WHAT IS BEING ASKED: List each line of the data that holds the string "Diversity".

Structured figure records:
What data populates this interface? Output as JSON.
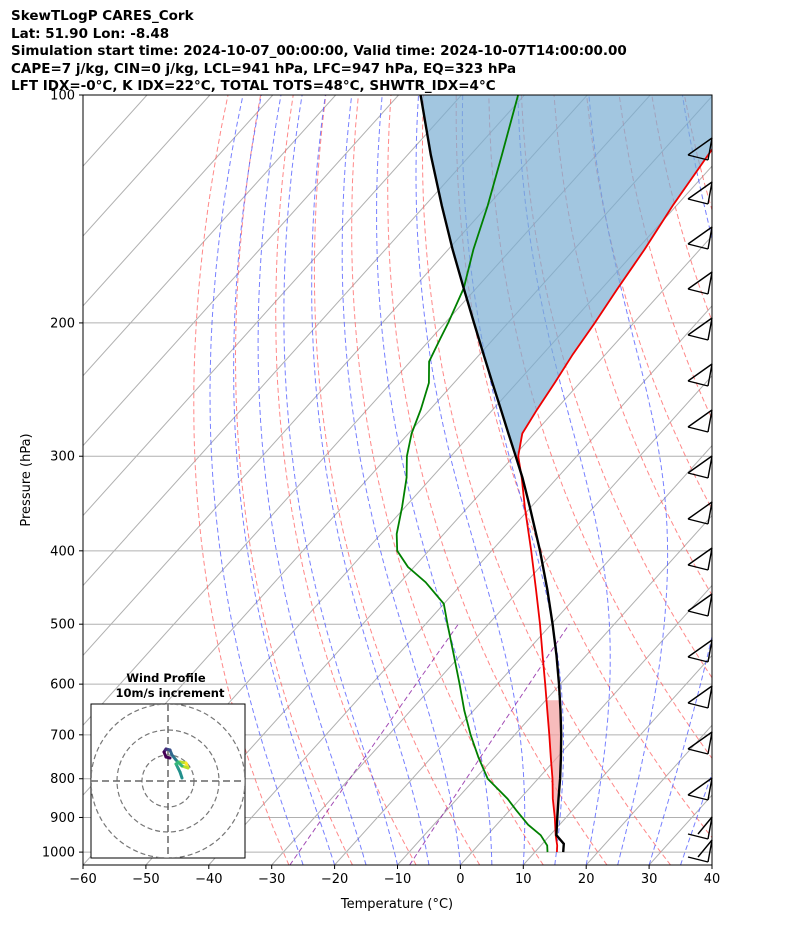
{
  "header": {
    "line1": "SkewTLogP CARES_Cork",
    "line2": "Lat: 51.90   Lon: -8.48",
    "line3": "Simulation start time: 2024-10-07_00:00:00, Valid time: 2024-10-07T14:00:00.00",
    "line4": "CAPE=7 j/kg, CIN=0 j/kg, LCL=941 hPa, LFC=947 hPa, EQ=323 hPa",
    "line5": "LFT IDX=-0°C, K IDX=22°C, TOTAL TOTS=48°C, SHWTR_IDX=4°C"
  },
  "chart_data": {
    "type": "line",
    "subtype": "skew-T log-P diagram",
    "xlabel": "Temperature (°C)",
    "ylabel": "Pressure (hPa)",
    "xlim": [
      -60,
      40
    ],
    "ylim": [
      1040,
      100
    ],
    "y_scale": "log",
    "x_ticks": [
      "−60",
      "−50",
      "−40",
      "−30",
      "−20",
      "−10",
      "0",
      "10",
      "20",
      "30",
      "40"
    ],
    "y_ticks": [
      "100",
      "200",
      "300",
      "400",
      "500",
      "600",
      "700",
      "800",
      "900",
      "1000"
    ],
    "grid": true,
    "colors": {
      "temperature": "#ee0000",
      "dewpoint": "#008000",
      "parcel": "#000000",
      "cape_fill": "#f4a0a0",
      "cin_fill": "#7aaed3",
      "dry_adiabat": "#ff6060",
      "moist_adiabat": "#4a55ff",
      "mixing_ratio": "#8b1fa3"
    },
    "series": [
      {
        "key": "temperature",
        "p": [
          1000,
          980,
          950,
          900,
          850,
          800,
          750,
          700,
          650,
          600,
          550,
          500,
          450,
          400,
          350,
          320,
          300,
          280,
          260,
          240,
          220,
          200,
          180,
          160,
          140,
          120,
          110,
          100
        ],
        "t": [
          13.5,
          12.6,
          10.9,
          8.2,
          5.2,
          2.3,
          -1.0,
          -4.5,
          -8.3,
          -12.4,
          -16.9,
          -21.8,
          -27.4,
          -33.7,
          -41.0,
          -45.7,
          -49.3,
          -51.9,
          -53.0,
          -54.0,
          -55.2,
          -56.2,
          -57.5,
          -58.8,
          -60.6,
          -62.2,
          -63.0,
          -63.5
        ]
      },
      {
        "key": "dewpoint",
        "p": [
          1000,
          980,
          950,
          920,
          880,
          850,
          800,
          750,
          700,
          650,
          600,
          550,
          500,
          470,
          440,
          420,
          400,
          380,
          350,
          320,
          300,
          280,
          260,
          240,
          225,
          210,
          200,
          180,
          160,
          140,
          120,
          100
        ],
        "td": [
          12.0,
          11.0,
          8.5,
          5.0,
          1.0,
          -2.0,
          -8.0,
          -12.5,
          -17.0,
          -21.5,
          -26.0,
          -31.0,
          -36.5,
          -40.0,
          -46.0,
          -51.0,
          -55.0,
          -57.5,
          -60.5,
          -64.0,
          -67.0,
          -69.5,
          -71.5,
          -74.0,
          -77.0,
          -78.5,
          -79.5,
          -82.0,
          -86.0,
          -90.0,
          -95.0,
          -101.0
        ]
      },
      {
        "key": "parcel",
        "p": [
          1000,
          975,
          950,
          900,
          850,
          800,
          750,
          700,
          650,
          600,
          550,
          500,
          450,
          400,
          350,
          320,
          300,
          280,
          260,
          240,
          220,
          200,
          180,
          160,
          140,
          120,
          100
        ],
        "t": [
          14.5,
          13.4,
          11.0,
          8.6,
          6.1,
          3.5,
          0.6,
          -2.6,
          -6.2,
          -10.2,
          -14.7,
          -19.8,
          -25.6,
          -32.3,
          -40.2,
          -45.6,
          -49.7,
          -54.1,
          -58.8,
          -63.9,
          -69.4,
          -75.4,
          -82.0,
          -89.3,
          -97.3,
          -106.3,
          -116.5
        ]
      }
    ],
    "inset": {
      "title": "Wind Profile",
      "subtitle": "10m/s increment"
    }
  }
}
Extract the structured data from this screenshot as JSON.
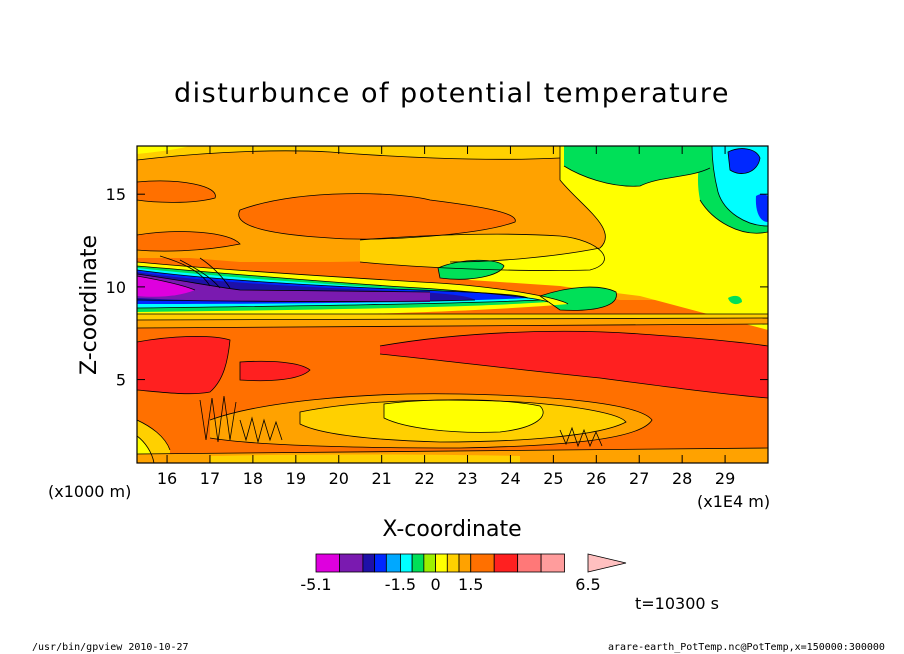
{
  "chart_data": {
    "type": "heatmap",
    "title": "disturbunce of potential temperature",
    "xlabel": "X-coordinate",
    "ylabel": "Z-coordinate",
    "x_unit": "(x1E4 m)",
    "y_unit": "(x1000 m)",
    "xlim": [
      15.3,
      30.0
    ],
    "ylim": [
      0.5,
      17.6
    ],
    "x_ticks": [
      16,
      17,
      18,
      19,
      20,
      21,
      22,
      23,
      24,
      25,
      26,
      27,
      28,
      29
    ],
    "y_ticks": [
      5,
      10,
      15
    ],
    "colorbar": {
      "levels": [
        -5.1,
        -4.1,
        -3.1,
        -2.6,
        -2.1,
        -1.5,
        -1.0,
        -0.5,
        0,
        0.5,
        1.0,
        1.5,
        2.5,
        3.5,
        4.5,
        5.5,
        6.5
      ],
      "colors": [
        "#de00de",
        "#7a1ab0",
        "#1e10a8",
        "#0028ff",
        "#00a8ff",
        "#00ffff",
        "#00e058",
        "#9cf000",
        "#ffff00",
        "#ffd000",
        "#ffa200",
        "#ff7000",
        "#ff2020",
        "#ff7878",
        "#ff9c9c",
        "#ffc0c0"
      ],
      "tick_labels": [
        "-5.1",
        "-1.5",
        "0",
        "1.5",
        "6.5"
      ],
      "extend": "max"
    }
  },
  "annotations": {
    "time": "t=10300 s",
    "footer_left": "/usr/bin/gpview  2010-10-27",
    "footer_right": "arare-earth_PotTemp.nc@PotTemp,x=150000:300000"
  }
}
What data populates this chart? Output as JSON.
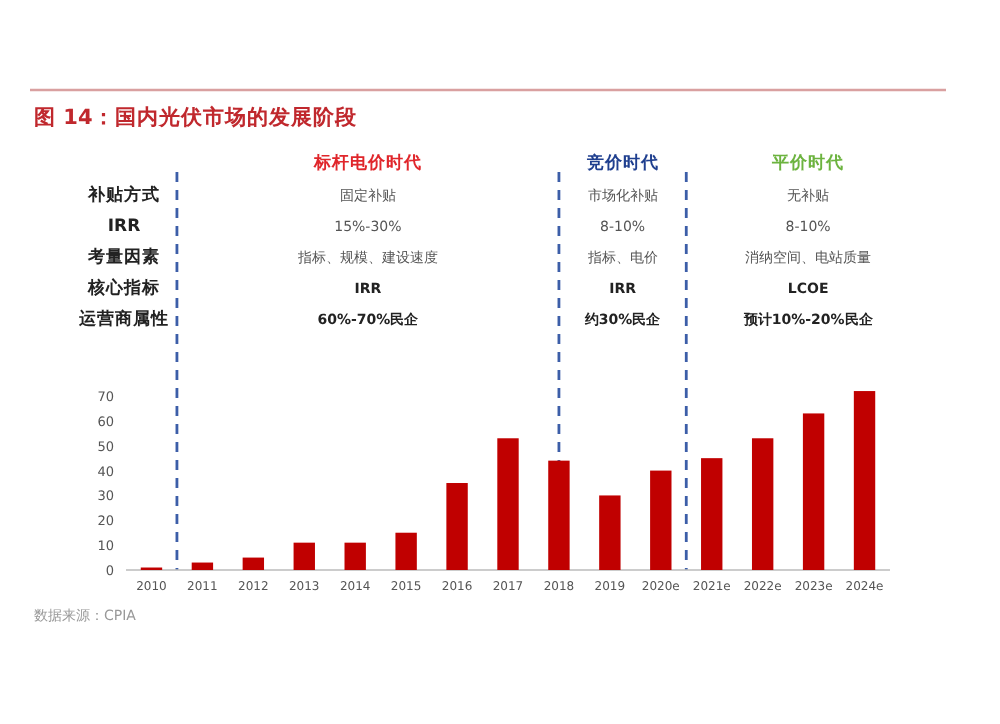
{
  "chart_data": {
    "type": "bar",
    "title": "图 14：国内光伏市场的发展阶段",
    "categories": [
      "2010",
      "2011",
      "2012",
      "2013",
      "2014",
      "2015",
      "2016",
      "2017",
      "2018",
      "2019",
      "2020e",
      "2021e",
      "2022e",
      "2023e",
      "2024e"
    ],
    "values": [
      1,
      3,
      5,
      11,
      11,
      15,
      35,
      53,
      44,
      30,
      40,
      45,
      53,
      63,
      72
    ],
    "color": "#c00000",
    "ylim": [
      0,
      75
    ],
    "yticks": [
      0,
      10,
      20,
      30,
      40,
      50,
      60,
      70
    ],
    "ref_lines": [
      {
        "axis": "x",
        "value": "2018",
        "color": "#3c5ea8",
        "line_style": "dashed"
      }
    ],
    "annotations": [
      "标杆电价时代",
      "竞价时代",
      "平价时代",
      "补贴方式",
      "固定补贴",
      "市场化补贴",
      "无补贴",
      "IRR",
      "15%-30%",
      "8-10%",
      "8-10%",
      "考量因素",
      "指标、规模、建设速度",
      "指标、电价",
      "消纳空间、电站质量",
      "核心指标",
      "IRR",
      "IRR",
      "LCOE",
      "运营商属性",
      "60%-70%民企",
      "约30%民企",
      "预计10%-20%民企",
      "数据来源：CPIA"
    ]
  }
}
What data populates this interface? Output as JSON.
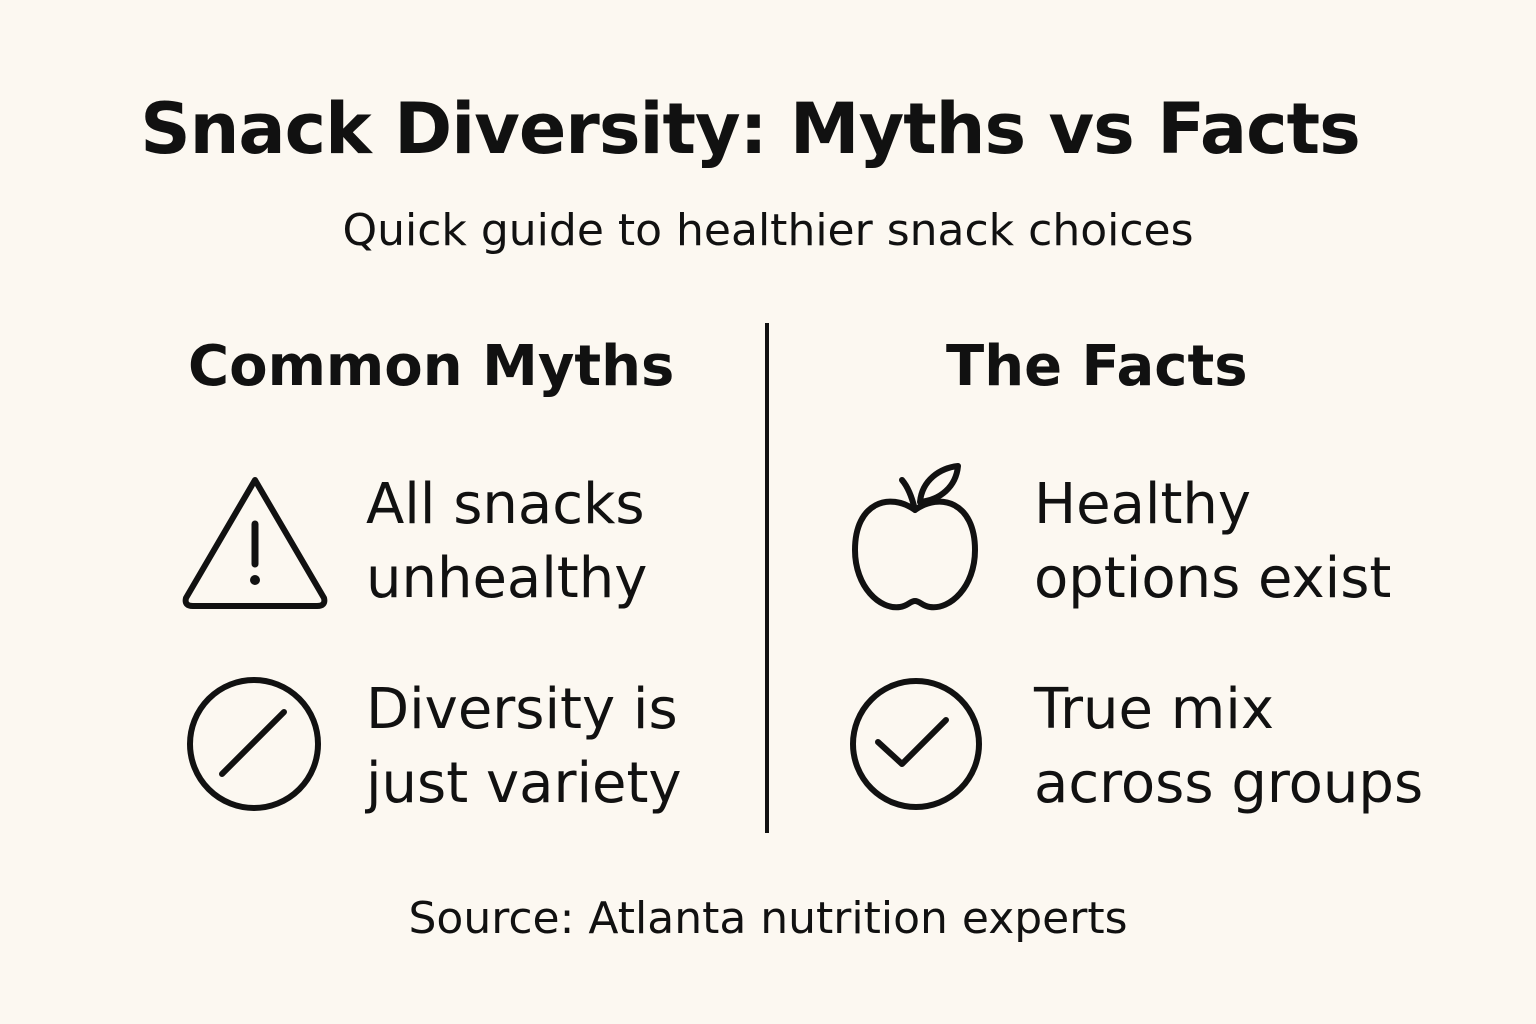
{
  "title": "Snack Diversity: Myths vs Facts",
  "subtitle": "Quick guide to healthier snack choices",
  "myths": {
    "heading": "Common Myths",
    "items": [
      {
        "icon": "warning-triangle-icon",
        "line1": "All snacks",
        "line2": "unhealthy"
      },
      {
        "icon": "prohibited-circle-icon",
        "line1": "Diversity is",
        "line2": "just variety"
      }
    ]
  },
  "facts": {
    "heading": "The Facts",
    "items": [
      {
        "icon": "apple-icon",
        "line1": "Healthy",
        "line2": "options exist"
      },
      {
        "icon": "check-circle-icon",
        "line1": "True mix",
        "line2": "across groups"
      }
    ]
  },
  "source": "Source: Atlanta nutrition experts"
}
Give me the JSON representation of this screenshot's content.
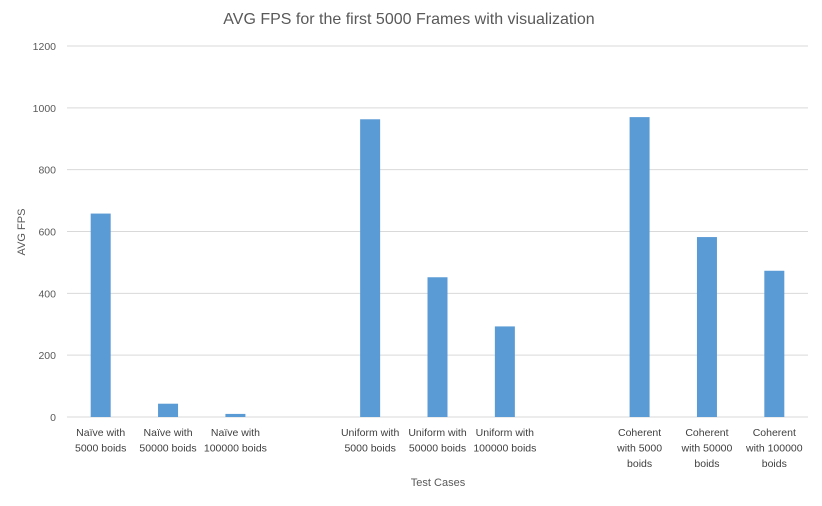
{
  "chart_data": {
    "type": "bar",
    "title": "AVG FPS for the first 5000 Frames with visualization",
    "xlabel": "Test Cases",
    "ylabel": "AVG FPS",
    "ylim": [
      0,
      1200
    ],
    "yticks": [
      0,
      200,
      400,
      600,
      800,
      1000,
      1200
    ],
    "grid": true,
    "bar_color": "#5b9bd5",
    "categories": [
      [
        "Naïve with",
        "5000 boids"
      ],
      [
        "Naïve with",
        "50000 boids"
      ],
      [
        "Naïve with",
        "100000 boids"
      ],
      [],
      [
        "Uniform with",
        "5000 boids"
      ],
      [
        "Uniform with",
        "50000 boids"
      ],
      [
        "Uniform with",
        "100000 boids"
      ],
      [],
      [
        "Coherent",
        "with 5000",
        "boids"
      ],
      [
        "Coherent",
        "with 50000",
        "boids"
      ],
      [
        "Coherent",
        "with 100000",
        "boids"
      ]
    ],
    "values": [
      658,
      43,
      10,
      null,
      963,
      452,
      293,
      null,
      970,
      582,
      473
    ]
  }
}
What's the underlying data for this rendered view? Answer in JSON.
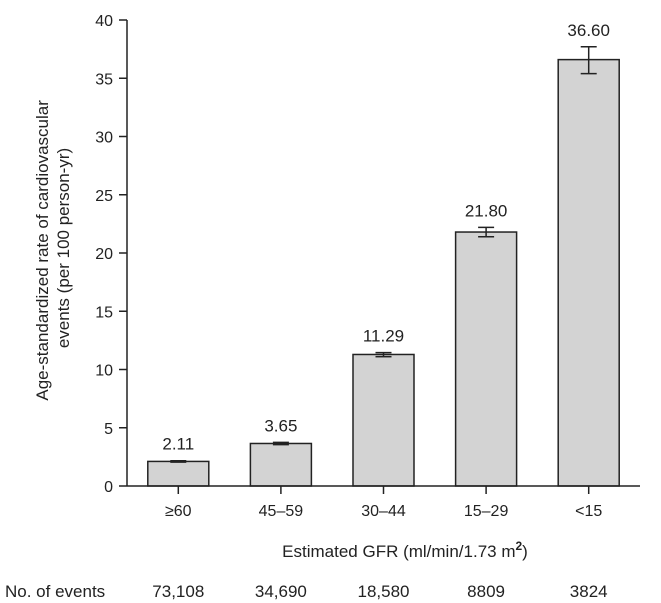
{
  "chart_data": {
    "type": "bar",
    "categories": [
      "≥60",
      "45–59",
      "30–44",
      "15–29",
      "<15"
    ],
    "values": [
      2.11,
      3.65,
      11.29,
      21.8,
      36.6
    ],
    "value_labels": [
      "2.11",
      "3.65",
      "11.29",
      "21.80",
      "36.60"
    ],
    "error_bars": [
      [
        2.05,
        2.17
      ],
      [
        3.55,
        3.75
      ],
      [
        11.1,
        11.45
      ],
      [
        21.4,
        22.2
      ],
      [
        35.4,
        37.7
      ]
    ],
    "ylabel_line1": "Age-standardized rate of cardiovascular",
    "ylabel_line2": "events (per 100 person-yr)",
    "xlabel_main": "Estimated GFR (ml/min/1.73 m",
    "xlabel_sup": "2",
    "xlabel_close": ")",
    "ylim": [
      0,
      40
    ],
    "yticks": [
      "0",
      "5",
      "10",
      "15",
      "20",
      "25",
      "30",
      "35",
      "40"
    ],
    "grid": false,
    "bar_color": "#d3d3d3",
    "bar_stroke": "#222222",
    "events_row": {
      "label": "No. of events",
      "values": [
        "73,108",
        "34,690",
        "18,580",
        "8809",
        "3824"
      ]
    }
  }
}
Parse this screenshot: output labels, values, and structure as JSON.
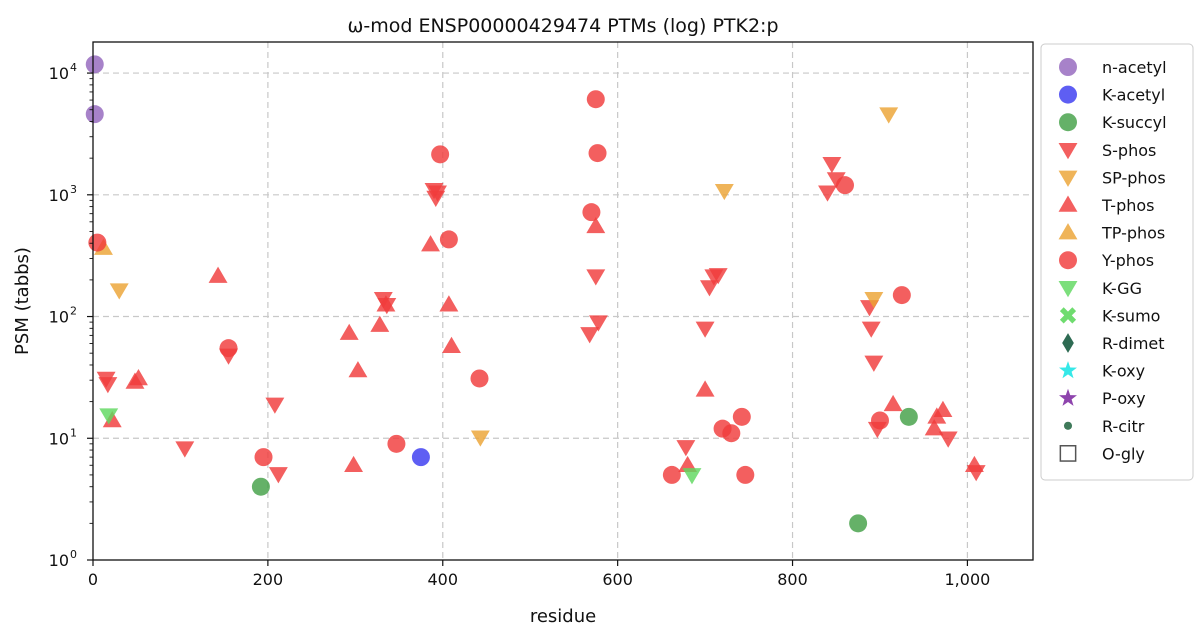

ANSWER FOR THIS EXERCISE:
  "title": "Snack Diversity: Myths vs Facts",
        "line1": "Diversity is",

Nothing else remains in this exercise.